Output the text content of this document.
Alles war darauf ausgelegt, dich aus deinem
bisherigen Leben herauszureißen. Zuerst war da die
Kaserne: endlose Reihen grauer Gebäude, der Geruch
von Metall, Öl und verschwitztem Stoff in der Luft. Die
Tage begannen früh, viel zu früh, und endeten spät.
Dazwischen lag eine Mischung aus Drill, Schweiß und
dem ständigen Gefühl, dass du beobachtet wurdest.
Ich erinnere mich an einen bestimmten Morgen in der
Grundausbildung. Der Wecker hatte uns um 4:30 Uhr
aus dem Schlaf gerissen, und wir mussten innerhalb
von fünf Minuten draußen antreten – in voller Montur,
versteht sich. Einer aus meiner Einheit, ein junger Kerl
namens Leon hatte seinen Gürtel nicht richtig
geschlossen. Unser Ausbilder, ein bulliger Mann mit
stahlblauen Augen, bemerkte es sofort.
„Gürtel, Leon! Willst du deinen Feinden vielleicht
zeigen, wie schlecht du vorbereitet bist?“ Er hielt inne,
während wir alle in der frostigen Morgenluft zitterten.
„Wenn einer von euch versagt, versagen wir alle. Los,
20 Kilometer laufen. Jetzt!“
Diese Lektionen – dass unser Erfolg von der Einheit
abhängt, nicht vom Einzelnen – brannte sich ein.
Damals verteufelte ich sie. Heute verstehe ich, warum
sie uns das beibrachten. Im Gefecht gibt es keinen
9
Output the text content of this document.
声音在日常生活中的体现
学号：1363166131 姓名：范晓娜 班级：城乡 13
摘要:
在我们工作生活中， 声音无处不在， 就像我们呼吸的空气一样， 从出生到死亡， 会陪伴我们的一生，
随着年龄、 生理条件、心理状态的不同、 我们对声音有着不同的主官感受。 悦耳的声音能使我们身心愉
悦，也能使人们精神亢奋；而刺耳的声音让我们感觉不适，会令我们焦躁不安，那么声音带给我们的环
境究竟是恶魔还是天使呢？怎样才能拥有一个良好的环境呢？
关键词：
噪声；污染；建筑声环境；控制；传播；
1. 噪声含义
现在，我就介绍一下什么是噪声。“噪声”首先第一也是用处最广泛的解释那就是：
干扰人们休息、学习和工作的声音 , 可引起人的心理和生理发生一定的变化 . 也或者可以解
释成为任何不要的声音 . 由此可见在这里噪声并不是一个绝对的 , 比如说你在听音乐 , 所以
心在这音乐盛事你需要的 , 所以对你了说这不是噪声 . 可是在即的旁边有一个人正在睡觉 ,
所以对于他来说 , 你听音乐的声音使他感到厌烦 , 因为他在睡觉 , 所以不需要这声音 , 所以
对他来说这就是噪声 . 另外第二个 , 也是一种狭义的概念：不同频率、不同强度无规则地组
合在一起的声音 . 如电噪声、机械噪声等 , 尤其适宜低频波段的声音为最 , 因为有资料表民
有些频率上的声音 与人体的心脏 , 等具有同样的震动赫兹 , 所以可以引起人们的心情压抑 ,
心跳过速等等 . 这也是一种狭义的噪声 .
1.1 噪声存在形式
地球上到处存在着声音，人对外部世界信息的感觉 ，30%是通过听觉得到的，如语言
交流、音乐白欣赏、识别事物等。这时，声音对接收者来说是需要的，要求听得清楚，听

Exercise goal:
Please set down each line of the records exactly as given.

Response to the exercise:
Output the text content of this document.
Alles war darauf ausgelegt, dich aus deinem
bisherigen Leben herauszureißen. Zuerst war da die
Kaserne: endlose Reihen grauer Gebäude, der Geruch
von Metall, Öl und verschwitztem Stoff in der Luft. Die
Tage begannen früh, viel zu früh, und endeten spät.
Dazwischen lag eine Mischung aus Drill, Schweiß und
dem ständigen Gefühl, dass du beobachtet wurdest.
Ich erinnere mich an einen bestimmten Morgen in der
Grundausbildung. Der Wecker hatte uns um 4:30 Uhr
aus dem Schlaf gerissen, und wir mussten innerhalb
von fünf Minuten draußen antreten – in voller Montur,
versteht sich. Einer aus meiner Einheit, ein junger Kerl
namens Leon hatte seinen Gürtel nicht richtig
geschlossen. Unser Ausbilder, ein bulliger Mann mit
stahlblauen Augen, bemerkte es sofort.
„Gürtel, Leon! Willst du deinen Feinden vielleicht
zeigen, wie schlecht du vorbereitet bist?“ Er hielt inne,
während wir alle in der frostigen Morgenluft zitterten.
„Wenn einer von euch versagt, versagen wir alle. Los,
20 Kilometer laufen. Jetzt!“
Diese Lektionen – dass unser Erfolg von der Einheit
abhängt, nicht vom Einzelnen – brannte sich ein.
Damals verteufelte ich sie. Heute verstehe ich, warum
sie uns das beibrachten. Im Gefecht gibt es keinen
9
Output the text content of this document.
声音在日常生活中的体现
学号：1363166131 姓名：范晓娜 班级：城乡 13
摘要:
在我们工作生活中， 声音无处不在， 就像我们呼吸的空气一样， 从出生到死亡， 会陪伴我们的一生，
随着年龄、 生理条件、心理状态的不同、 我们对声音有着不同的主官感受。 悦耳的声音能使我们身心愉
悦，也能使人们精神亢奋；而刺耳的声音让我们感觉不适，会令我们焦躁不安，那么声音带给我们的环
境究竟是恶魔还是天使呢？怎样才能拥有一个良好的环境呢？
关键词：
噪声；污染；建筑声环境；控制；传播；
1. 噪声含义
现在，我就介绍一下什么是噪声。“噪声”首先第一也是用处最广泛的解释那就是：
干扰人们休息、学习和工作的声音 , 可引起人的心理和生理发生一定的变化 . 也或者可以解
释成为任何不要的声音 . 由此可见在这里噪声并不是一个绝对的 , 比如说你在听音乐 , 所以
心在这音乐盛事你需要的 , 所以对你了说这不是噪声 . 可是在即的旁边有一个人正在睡觉 ,
所以对于他来说 , 你听音乐的声音使他感到厌烦 , 因为他在睡觉 , 所以不需要这声音 , 所以
对他来说这就是噪声 . 另外第二个 , 也是一种狭义的概念：不同频率、不同强度无规则地组
合在一起的声音 . 如电噪声、机械噪声等 , 尤其适宜低频波段的声音为最 , 因为有资料表民
有些频率上的声音 与人体的心脏 , 等具有同样的震动赫兹 , 所以可以引起人们的心情压抑 ,
心跳过速等等 . 这也是一种狭义的噪声 .
1.1 噪声存在形式
地球上到处存在着声音，人对外部世界信息的感觉 ，30%是通过听觉得到的，如语言
交流、音乐白欣赏、识别事物等。这时，声音对接收者来说是需要的，要求听得清楚，听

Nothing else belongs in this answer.